GIVEN REQUEST: Check every line below for the word "Food" and give only the number of lines where it appears.

EXTRACTED INFORMATION:
----
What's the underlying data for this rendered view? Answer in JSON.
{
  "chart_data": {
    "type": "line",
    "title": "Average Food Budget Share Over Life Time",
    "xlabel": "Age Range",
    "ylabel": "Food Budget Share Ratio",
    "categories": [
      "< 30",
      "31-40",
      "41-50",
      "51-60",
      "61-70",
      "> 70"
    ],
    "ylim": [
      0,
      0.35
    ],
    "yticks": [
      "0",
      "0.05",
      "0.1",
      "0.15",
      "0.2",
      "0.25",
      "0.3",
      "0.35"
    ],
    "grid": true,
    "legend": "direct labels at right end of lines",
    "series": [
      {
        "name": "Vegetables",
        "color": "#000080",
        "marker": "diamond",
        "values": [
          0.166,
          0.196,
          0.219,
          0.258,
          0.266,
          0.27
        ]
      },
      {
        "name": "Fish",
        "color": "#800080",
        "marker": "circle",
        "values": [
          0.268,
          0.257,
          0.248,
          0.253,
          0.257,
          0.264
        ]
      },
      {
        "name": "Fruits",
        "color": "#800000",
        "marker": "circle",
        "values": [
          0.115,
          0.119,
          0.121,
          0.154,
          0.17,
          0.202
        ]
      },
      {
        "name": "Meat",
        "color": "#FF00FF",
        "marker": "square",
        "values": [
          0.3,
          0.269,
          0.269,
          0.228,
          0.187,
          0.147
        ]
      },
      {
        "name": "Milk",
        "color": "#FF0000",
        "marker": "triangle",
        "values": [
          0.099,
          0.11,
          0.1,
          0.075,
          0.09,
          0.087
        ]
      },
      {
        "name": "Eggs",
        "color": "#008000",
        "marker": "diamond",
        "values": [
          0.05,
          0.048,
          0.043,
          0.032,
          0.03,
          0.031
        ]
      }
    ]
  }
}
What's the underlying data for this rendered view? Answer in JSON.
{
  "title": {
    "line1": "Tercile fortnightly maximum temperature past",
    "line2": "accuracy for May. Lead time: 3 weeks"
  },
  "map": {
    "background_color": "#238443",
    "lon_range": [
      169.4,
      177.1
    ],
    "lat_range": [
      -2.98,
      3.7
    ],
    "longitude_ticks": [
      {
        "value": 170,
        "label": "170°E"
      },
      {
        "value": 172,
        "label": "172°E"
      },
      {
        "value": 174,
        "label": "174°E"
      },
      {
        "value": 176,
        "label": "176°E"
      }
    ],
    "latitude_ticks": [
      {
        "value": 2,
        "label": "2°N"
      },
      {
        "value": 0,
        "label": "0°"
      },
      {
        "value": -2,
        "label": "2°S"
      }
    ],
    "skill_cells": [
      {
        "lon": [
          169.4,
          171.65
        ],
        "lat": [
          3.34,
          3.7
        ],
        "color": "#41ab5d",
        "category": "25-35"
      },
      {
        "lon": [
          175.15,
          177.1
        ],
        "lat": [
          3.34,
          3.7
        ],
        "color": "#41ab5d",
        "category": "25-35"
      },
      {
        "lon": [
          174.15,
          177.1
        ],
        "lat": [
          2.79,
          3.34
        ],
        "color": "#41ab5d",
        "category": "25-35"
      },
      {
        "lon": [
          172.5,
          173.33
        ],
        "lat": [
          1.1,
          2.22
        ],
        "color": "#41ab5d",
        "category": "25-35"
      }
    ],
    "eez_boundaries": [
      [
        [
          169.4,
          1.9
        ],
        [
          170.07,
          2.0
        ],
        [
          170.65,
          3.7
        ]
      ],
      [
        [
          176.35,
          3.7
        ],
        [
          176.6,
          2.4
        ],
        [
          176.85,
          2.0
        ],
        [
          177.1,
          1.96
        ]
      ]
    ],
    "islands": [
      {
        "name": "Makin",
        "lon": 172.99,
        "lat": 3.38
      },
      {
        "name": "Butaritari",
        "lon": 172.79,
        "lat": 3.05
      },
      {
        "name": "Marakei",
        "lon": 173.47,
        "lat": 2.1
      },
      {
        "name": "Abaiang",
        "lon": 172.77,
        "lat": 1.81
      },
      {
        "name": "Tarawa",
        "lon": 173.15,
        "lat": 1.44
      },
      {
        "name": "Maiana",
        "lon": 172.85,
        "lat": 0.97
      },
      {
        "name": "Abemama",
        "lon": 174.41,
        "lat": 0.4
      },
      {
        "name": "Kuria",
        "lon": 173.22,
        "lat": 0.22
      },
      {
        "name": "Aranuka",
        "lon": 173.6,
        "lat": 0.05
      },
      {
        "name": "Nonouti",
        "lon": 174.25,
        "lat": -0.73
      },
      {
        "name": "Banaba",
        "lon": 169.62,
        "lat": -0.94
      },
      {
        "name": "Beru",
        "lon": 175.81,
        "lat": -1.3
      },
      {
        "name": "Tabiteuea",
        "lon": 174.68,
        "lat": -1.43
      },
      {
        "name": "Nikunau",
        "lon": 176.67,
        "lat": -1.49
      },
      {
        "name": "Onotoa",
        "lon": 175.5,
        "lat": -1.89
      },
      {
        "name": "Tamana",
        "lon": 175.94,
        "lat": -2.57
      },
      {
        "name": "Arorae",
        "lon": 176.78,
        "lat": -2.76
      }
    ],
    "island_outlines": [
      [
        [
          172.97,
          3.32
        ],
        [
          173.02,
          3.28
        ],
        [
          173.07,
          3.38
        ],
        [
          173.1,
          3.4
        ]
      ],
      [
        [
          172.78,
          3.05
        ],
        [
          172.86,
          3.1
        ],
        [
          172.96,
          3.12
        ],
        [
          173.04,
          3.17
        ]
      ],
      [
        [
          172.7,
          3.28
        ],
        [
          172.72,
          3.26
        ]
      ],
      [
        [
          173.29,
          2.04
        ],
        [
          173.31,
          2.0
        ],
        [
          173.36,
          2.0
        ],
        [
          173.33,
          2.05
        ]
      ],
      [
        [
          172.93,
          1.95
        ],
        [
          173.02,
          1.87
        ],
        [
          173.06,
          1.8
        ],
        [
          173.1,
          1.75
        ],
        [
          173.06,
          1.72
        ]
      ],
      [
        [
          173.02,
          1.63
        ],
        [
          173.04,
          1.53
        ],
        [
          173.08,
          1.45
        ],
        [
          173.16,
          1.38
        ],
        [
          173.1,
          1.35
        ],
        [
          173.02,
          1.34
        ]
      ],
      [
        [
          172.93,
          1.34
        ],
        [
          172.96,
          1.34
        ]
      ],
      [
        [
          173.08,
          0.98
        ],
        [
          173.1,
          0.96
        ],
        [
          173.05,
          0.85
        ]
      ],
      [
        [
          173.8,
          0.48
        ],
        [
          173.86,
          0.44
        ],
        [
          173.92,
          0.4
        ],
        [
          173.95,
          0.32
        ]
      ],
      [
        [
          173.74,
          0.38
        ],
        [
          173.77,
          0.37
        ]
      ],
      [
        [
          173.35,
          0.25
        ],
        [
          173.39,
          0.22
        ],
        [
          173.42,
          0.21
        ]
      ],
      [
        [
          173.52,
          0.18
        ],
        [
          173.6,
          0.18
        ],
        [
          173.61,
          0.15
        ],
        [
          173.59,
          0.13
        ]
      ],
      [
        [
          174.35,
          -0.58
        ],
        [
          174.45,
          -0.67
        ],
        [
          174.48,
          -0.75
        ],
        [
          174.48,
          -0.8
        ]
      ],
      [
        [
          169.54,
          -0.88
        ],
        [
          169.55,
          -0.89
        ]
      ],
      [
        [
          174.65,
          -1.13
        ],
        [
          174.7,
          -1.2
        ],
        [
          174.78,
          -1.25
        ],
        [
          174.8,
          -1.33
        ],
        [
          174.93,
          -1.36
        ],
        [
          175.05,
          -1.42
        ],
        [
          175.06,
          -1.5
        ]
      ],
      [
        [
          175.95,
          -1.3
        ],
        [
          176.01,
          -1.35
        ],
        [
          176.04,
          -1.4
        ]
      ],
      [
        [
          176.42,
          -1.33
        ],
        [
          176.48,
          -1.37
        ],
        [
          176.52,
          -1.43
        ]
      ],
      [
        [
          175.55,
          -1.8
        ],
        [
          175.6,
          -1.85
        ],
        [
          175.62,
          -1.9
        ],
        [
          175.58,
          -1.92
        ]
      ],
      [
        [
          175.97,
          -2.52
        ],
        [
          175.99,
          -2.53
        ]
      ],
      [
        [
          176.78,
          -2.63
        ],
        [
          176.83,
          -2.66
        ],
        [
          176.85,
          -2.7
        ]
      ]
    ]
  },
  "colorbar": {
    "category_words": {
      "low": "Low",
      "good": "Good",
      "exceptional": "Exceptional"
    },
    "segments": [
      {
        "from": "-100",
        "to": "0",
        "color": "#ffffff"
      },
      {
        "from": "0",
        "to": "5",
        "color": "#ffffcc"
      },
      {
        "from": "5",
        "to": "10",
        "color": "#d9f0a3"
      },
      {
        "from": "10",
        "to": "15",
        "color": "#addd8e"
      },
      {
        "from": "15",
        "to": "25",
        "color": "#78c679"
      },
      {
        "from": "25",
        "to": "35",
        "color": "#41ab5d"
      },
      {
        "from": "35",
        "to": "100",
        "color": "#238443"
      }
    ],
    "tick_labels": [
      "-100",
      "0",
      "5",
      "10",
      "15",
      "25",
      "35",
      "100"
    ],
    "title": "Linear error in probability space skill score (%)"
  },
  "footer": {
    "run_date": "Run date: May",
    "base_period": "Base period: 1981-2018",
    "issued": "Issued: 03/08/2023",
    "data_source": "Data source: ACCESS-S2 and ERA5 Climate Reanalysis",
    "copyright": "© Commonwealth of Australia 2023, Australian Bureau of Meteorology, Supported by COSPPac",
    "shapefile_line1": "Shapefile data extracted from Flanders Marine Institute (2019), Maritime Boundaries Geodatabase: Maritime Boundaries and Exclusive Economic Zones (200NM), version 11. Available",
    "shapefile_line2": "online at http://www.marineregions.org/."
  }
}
----
WORKED ANSWER: 2